Dataset entries>
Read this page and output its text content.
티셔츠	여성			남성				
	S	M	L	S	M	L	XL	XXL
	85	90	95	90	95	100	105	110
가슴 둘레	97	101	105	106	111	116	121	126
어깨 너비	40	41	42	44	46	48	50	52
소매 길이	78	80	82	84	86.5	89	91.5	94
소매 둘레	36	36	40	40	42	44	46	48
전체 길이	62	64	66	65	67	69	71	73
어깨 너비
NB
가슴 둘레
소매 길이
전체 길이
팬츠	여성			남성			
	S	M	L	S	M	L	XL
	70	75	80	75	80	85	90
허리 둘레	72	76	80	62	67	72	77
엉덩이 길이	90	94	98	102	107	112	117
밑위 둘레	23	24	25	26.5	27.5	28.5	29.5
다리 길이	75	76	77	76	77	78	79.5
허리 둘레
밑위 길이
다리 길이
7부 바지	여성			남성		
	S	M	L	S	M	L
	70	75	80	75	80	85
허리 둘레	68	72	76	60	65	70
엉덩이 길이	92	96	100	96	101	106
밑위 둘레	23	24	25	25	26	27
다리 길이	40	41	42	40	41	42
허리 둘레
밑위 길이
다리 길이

AIM OF THE TASK>
Extract the entries above verbatim.

WRITTEN ANSWER>
Read this page and output its text content.
티셔츠	여성			남성				
	S	M	L	S	M	L	XL	XXL
	85	90	95	90	95	100	105	110
가슴 둘레	97	101	105	106	111	116	121	126
어깨 너비	40	41	42	44	46	48	50	52
소매 길이	78	80	82	84	86.5	89	91.5	94
소매 둘레	36	36	40	40	42	44	46	48
전체 길이	62	64	66	65	67	69	71	73
어깨 너비
NB
가슴 둘레
소매 길이
전체 길이
팬츠	여성			남성			
	S	M	L	S	M	L	XL
	70	75	80	75	80	85	90
허리 둘레	72	76	80	62	67	72	77
엉덩이 길이	90	94	98	102	107	112	117
밑위 둘레	23	24	25	26.5	27.5	28.5	29.5
다리 길이	75	76	77	76	77	78	79.5
허리 둘레
밑위 길이
다리 길이
7부 바지	여성			남성		
	S	M	L	S	M	L
	70	75	80	75	80	85
허리 둘레	68	72	76	60	65	70
엉덩이 길이	92	96	100	96	101	106
밑위 둘레	23	24	25	25	26	27
다리 길이	40	41	42	40	41	42
허리 둘레
밑위 길이
다리 길이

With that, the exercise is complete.